| Your task |
Keep only the lines of the data below that contain "placeholder", and copy them.

| Material |
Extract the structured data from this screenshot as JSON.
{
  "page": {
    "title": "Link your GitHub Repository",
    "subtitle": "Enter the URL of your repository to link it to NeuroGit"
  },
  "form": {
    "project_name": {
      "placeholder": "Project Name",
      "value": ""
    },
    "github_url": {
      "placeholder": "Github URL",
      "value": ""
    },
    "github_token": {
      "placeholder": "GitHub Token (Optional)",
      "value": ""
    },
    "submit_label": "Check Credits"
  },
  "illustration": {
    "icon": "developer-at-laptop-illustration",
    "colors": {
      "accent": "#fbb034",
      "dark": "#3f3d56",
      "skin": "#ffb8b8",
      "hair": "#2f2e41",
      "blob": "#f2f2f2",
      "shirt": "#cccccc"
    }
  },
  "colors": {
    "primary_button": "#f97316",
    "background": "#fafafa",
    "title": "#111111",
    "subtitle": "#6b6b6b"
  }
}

* * *

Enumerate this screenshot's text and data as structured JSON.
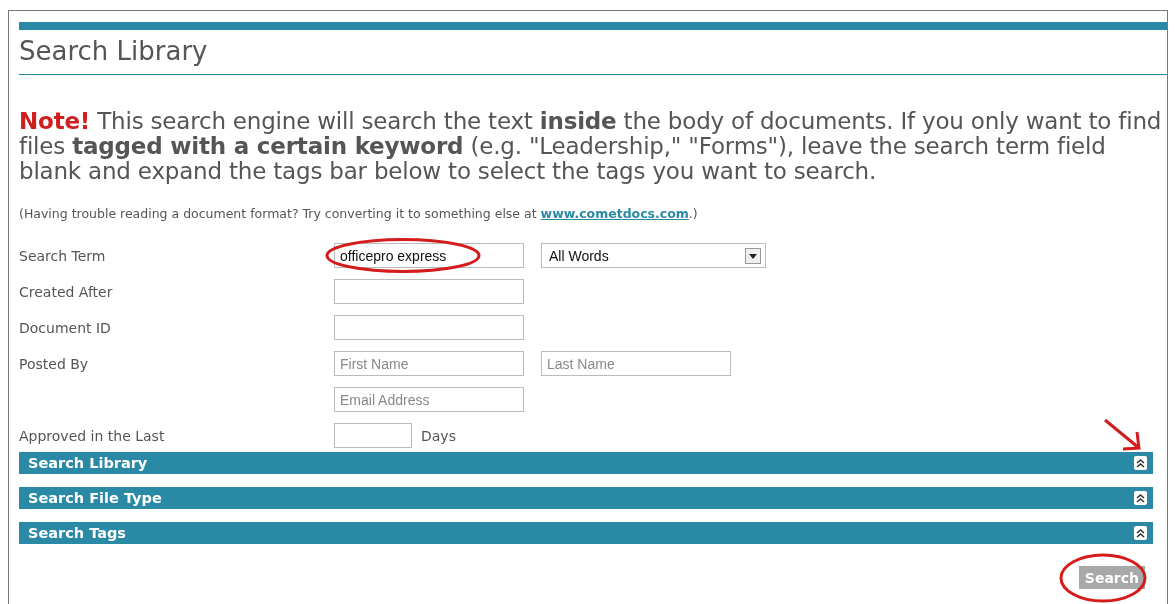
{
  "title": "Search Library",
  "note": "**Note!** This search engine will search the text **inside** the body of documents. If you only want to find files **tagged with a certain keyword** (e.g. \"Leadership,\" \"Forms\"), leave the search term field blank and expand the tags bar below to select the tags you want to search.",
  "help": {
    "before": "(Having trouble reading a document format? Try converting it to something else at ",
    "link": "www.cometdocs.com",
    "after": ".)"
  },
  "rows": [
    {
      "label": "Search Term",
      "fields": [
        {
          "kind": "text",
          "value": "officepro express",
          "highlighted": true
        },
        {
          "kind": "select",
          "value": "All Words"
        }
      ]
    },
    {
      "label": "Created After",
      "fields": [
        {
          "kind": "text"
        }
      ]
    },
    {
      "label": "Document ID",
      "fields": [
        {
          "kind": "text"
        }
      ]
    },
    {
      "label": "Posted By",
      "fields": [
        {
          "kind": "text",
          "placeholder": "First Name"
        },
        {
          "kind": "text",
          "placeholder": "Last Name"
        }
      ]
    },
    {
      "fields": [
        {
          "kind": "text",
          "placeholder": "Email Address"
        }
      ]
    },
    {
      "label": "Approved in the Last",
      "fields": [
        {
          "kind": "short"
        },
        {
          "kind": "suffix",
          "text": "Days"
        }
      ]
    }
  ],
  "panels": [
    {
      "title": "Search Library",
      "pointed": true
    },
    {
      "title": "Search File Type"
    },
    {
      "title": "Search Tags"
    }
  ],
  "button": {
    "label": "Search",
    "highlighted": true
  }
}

| Finished exercise |
      "placeholder": "Project Name",
      "placeholder": "Github URL",
      "placeholder": "GitHub Token (Optional)",
          "placeholder": "First Name"
          "placeholder": "Last Name"
          "placeholder": "Email Address"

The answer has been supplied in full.